[Dataset items]
>>>>
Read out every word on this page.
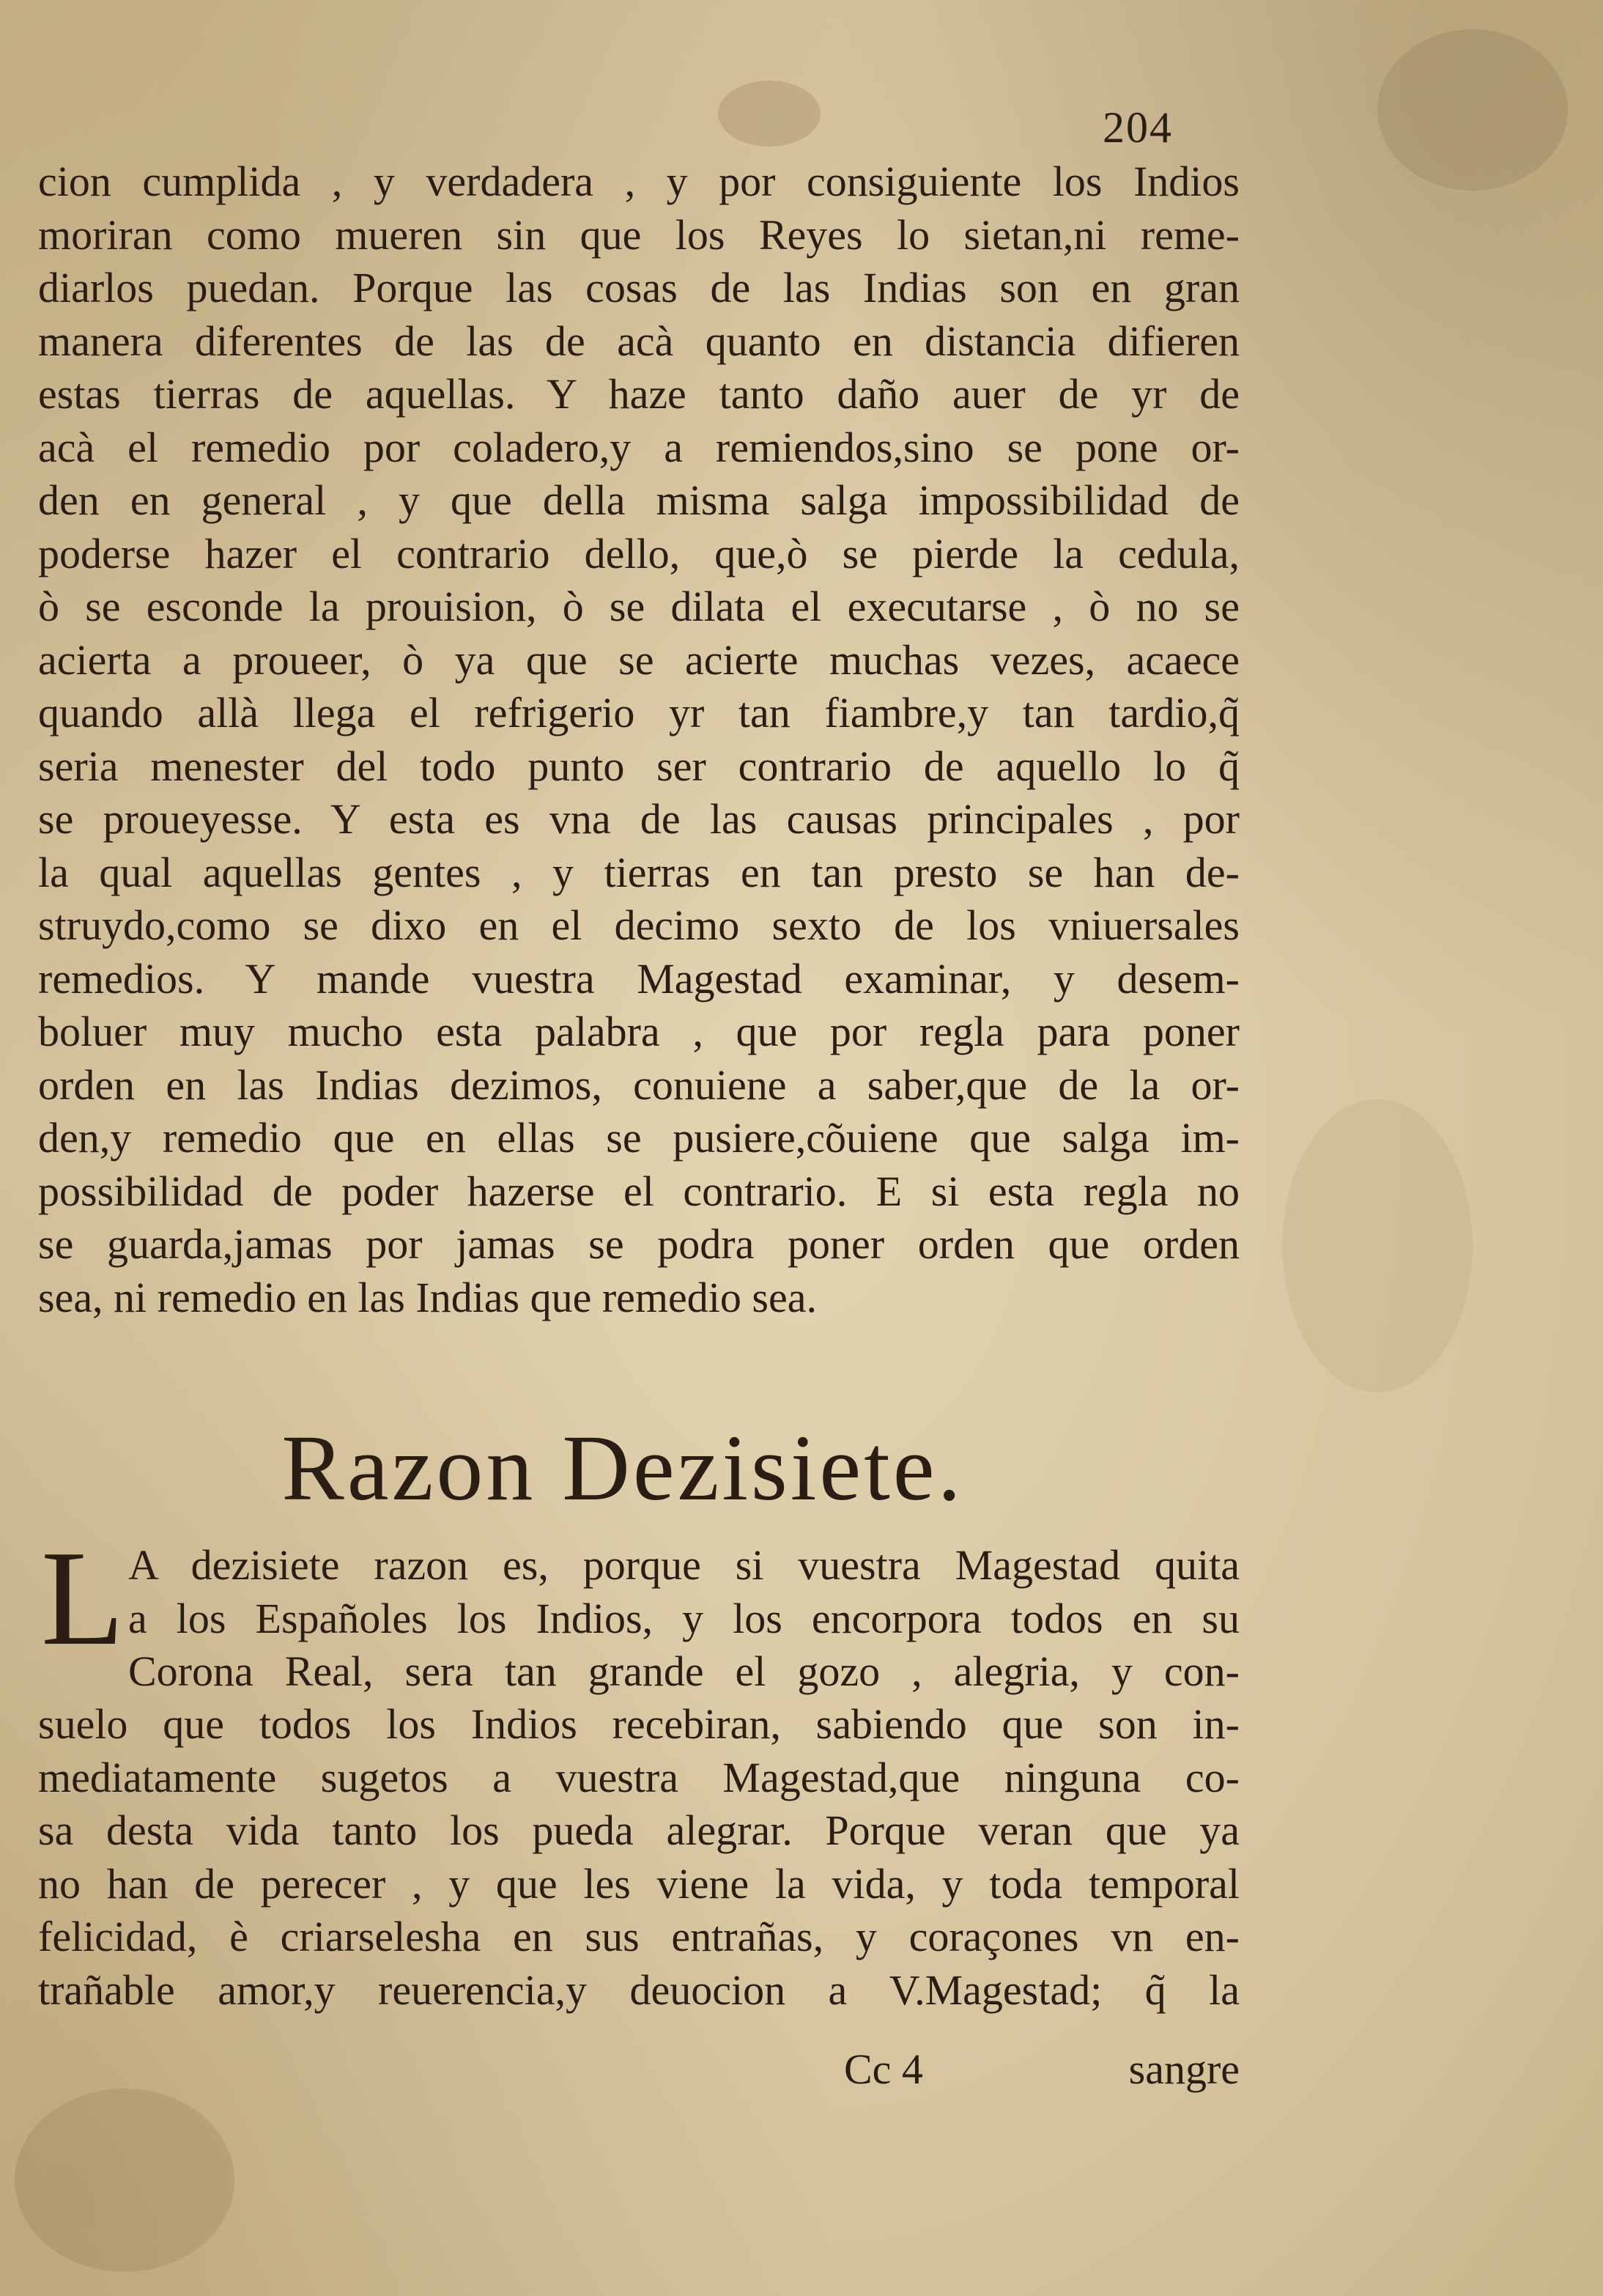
204
cion cumplida , y verdadera , y por consiguiente los Indios
moriran como mueren sin que los Reyes lo sietan,ni reme-
diarlos puedan. Porque las cosas de las Indias son en gran
manera diferentes de las de acà quanto en distancia difieren
estas tierras de aquellas. Y haze tanto daño auer de yr de
acà el remedio por coladero,y a remiendos,sino se pone or-
den en general , y que della misma salga impossibilidad de
poderse hazer el contrario dello, que,ò se pierde la cedula,
ò se esconde la prouision, ò se dilata el executarse , ò no se
acierta a proueer, ò ya que se acierte muchas vezes, acaece
quando allà llega el refrigerio yr tan fiambre,y tan tardio,q̃
seria menester del todo punto ser contrario de aquello lo q̃
se proueyesse. Y esta es vna de las causas principales , por
la qual aquellas gentes , y tierras en tan presto se han de-
struydo,como se dixo en el decimo sexto de los vniuersales
remedios. Y mande vuestra Magestad examinar, y desem-
boluer muy mucho esta palabra , que por regla para poner
orden en las Indias dezimos, conuiene a saber,que de la or-
den,y remedio que en ellas se pusiere,cõuiene que salga im-
possibilidad de poder hazerse el contrario. E si esta regla no
se guarda,jamas por jamas se podra poner orden que orden
sea, ni remedio en las Indias que remedio sea.
Razon Dezisiete.
L A dezisiete razon es, porque si vuestra Magestad quita
a los Españoles los Indios, y los encorpora todos en su
Corona Real, sera tan grande el gozo , alegria, y con-
suelo que todos los Indios recebiran, sabiendo que son in-
mediatamente sugetos a vuestra Magestad,que ninguna co-
sa desta vida tanto los pueda alegrar. Porque veran que ya
no han de perecer , y que les viene la vida, y toda temporal
felicidad, è criarselesha en sus entrañas, y coraçones vn en-
trañable amor,y reuerencia,y deuocion a V.Magestad; q̃ la
Cc 4	sangre
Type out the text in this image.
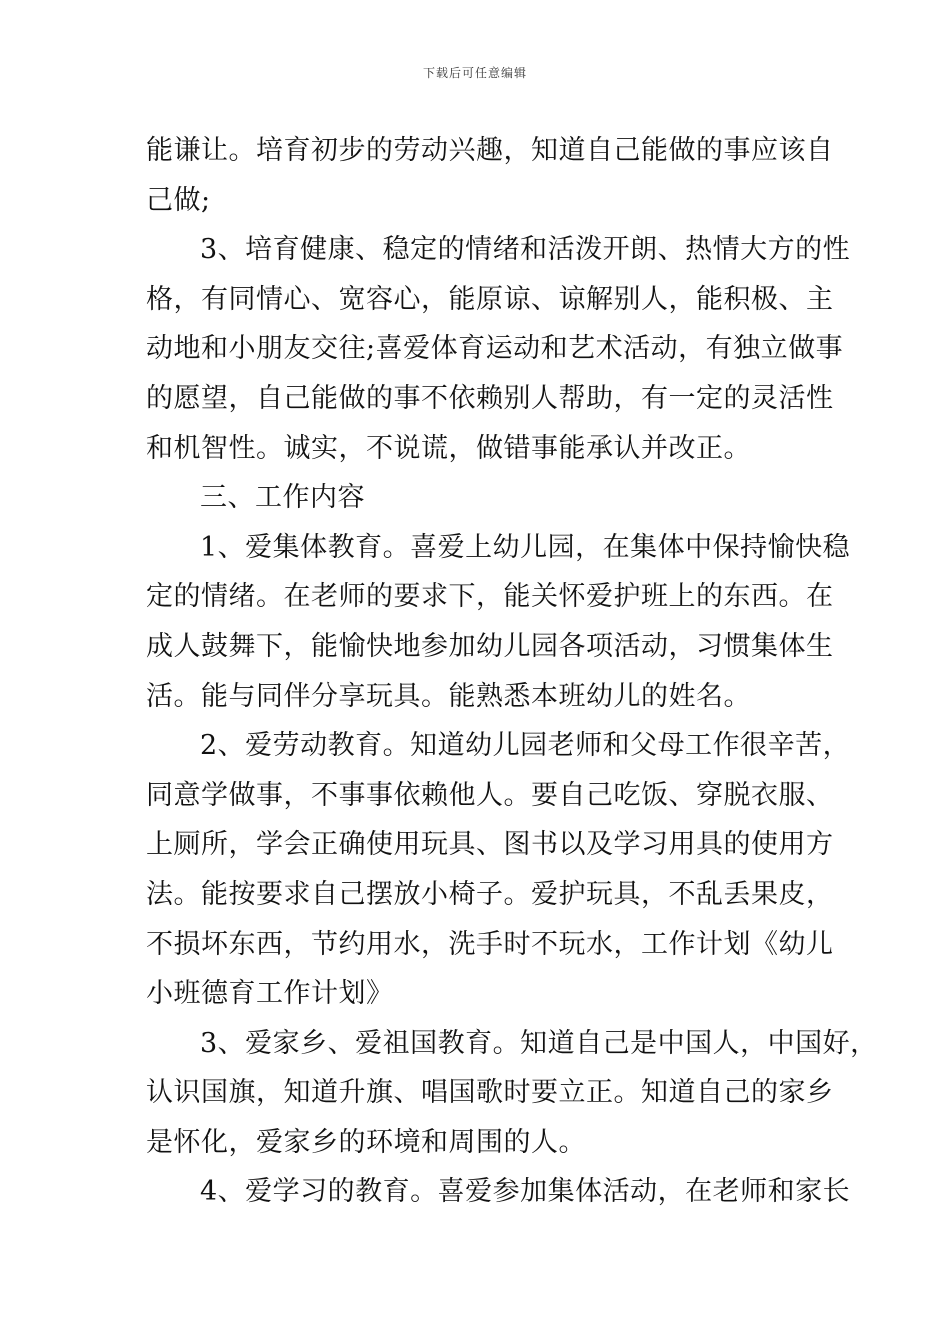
下载后可任意编辑
能谦让。培育初步的劳动兴趣，知道自己能做的事应该自
己做;
3、培育健康、稳定的情绪和活泼开朗、热情大方的性
格，有同情心、宽容心，能原谅、谅解别人，能积极、主
动地和小朋友交往;喜爱体育运动和艺术活动，有独立做事
的愿望，自己能做的事不依赖别人帮助，有一定的灵活性
和机智性。诚实，不说谎，做错事能承认并改正。
三、工作内容
1、爱集体教育。喜爱上幼儿园，在集体中保持愉快稳
定的情绪。在老师的要求下，能关怀爱护班上的东西。在
成人鼓舞下，能愉快地参加幼儿园各项活动，习惯集体生
活。能与同伴分享玩具。能熟悉本班幼儿的姓名。
2、爱劳动教育。知道幼儿园老师和父母工作很辛苦，
同意学做事，不事事依赖他人。要自己吃饭、穿脱衣服、
上厕所，学会正确使用玩具、图书以及学习用具的使用方
法。能按要求自己摆放小椅子。爱护玩具，不乱丢果皮，
不损坏东西，节约用水，洗手时不玩水，工作计划《幼儿
小班德育工作计划》
3、爱家乡、爱祖国教育。知道自己是中国人，中国好，
认识国旗，知道升旗、唱国歌时要立正。知道自己的家乡
是怀化，爱家乡的环境和周围的人。
4、爱学习的教育。喜爱参加集体活动，在老师和家长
<<<<
Work to complete = Reproduce the listing exactly. Leave its pictures out.

Solution =
Read out every word on this page.
204
cion cumplida , y verdadera , y por consiguiente los Indios
moriran como mueren sin que los Reyes lo sietan,ni reme-
diarlos puedan. Porque las cosas de las Indias son en gran
manera diferentes de las de acà quanto en distancia difieren
estas tierras de aquellas. Y haze tanto daño auer de yr de
acà el remedio por coladero,y a remiendos,sino se pone or-
den en general , y que della misma salga impossibilidad de
poderse hazer el contrario dello, que,ò se pierde la cedula,
ò se esconde la prouision, ò se dilata el executarse , ò no se
acierta a proueer, ò ya que se acierte muchas vezes, acaece
quando allà llega el refrigerio yr tan fiambre,y tan tardio,q̃
seria menester del todo punto ser contrario de aquello lo q̃
se proueyesse. Y esta es vna de las causas principales , por
la qual aquellas gentes , y tierras en tan presto se han de-
struydo,como se dixo en el decimo sexto de los vniuersales
remedios. Y mande vuestra Magestad examinar, y desem-
boluer muy mucho esta palabra , que por regla para poner
orden en las Indias dezimos, conuiene a saber,que de la or-
den,y remedio que en ellas se pusiere,cõuiene que salga im-
possibilidad de poder hazerse el contrario. E si esta regla no
se guarda,jamas por jamas se podra poner orden que orden
sea, ni remedio en las Indias que remedio sea.
Razon Dezisiete.
L A dezisiete razon es, porque si vuestra Magestad quita
a los Españoles los Indios, y los encorpora todos en su
Corona Real, sera tan grande el gozo , alegria, y con-
suelo que todos los Indios recebiran, sabiendo que son in-
mediatamente sugetos a vuestra Magestad,que ninguna co-
sa desta vida tanto los pueda alegrar. Porque veran que ya
no han de perecer , y que les viene la vida, y toda temporal
felicidad, è criarselesha en sus entrañas, y coraçones vn en-
trañable amor,y reuerencia,y deuocion a V.Magestad; q̃ la
Cc 4	sangre
Type out the text in this image.
下载后可任意编辑
能谦让。培育初步的劳动兴趣，知道自己能做的事应该自
己做;
3、培育健康、稳定的情绪和活泼开朗、热情大方的性
格，有同情心、宽容心，能原谅、谅解别人，能积极、主
动地和小朋友交往;喜爱体育运动和艺术活动，有独立做事
的愿望，自己能做的事不依赖别人帮助，有一定的灵活性
和机智性。诚实，不说谎，做错事能承认并改正。
三、工作内容
1、爱集体教育。喜爱上幼儿园，在集体中保持愉快稳
定的情绪。在老师的要求下，能关怀爱护班上的东西。在
成人鼓舞下，能愉快地参加幼儿园各项活动，习惯集体生
活。能与同伴分享玩具。能熟悉本班幼儿的姓名。
2、爱劳动教育。知道幼儿园老师和父母工作很辛苦，
同意学做事，不事事依赖他人。要自己吃饭、穿脱衣服、
上厕所，学会正确使用玩具、图书以及学习用具的使用方
法。能按要求自己摆放小椅子。爱护玩具，不乱丢果皮，
不损坏东西，节约用水，洗手时不玩水，工作计划《幼儿
小班德育工作计划》
3、爱家乡、爱祖国教育。知道自己是中国人，中国好，
认识国旗，知道升旗、唱国歌时要立正。知道自己的家乡
是怀化，爱家乡的环境和周围的人。
4、爱学习的教育。喜爱参加集体活动，在老师和家长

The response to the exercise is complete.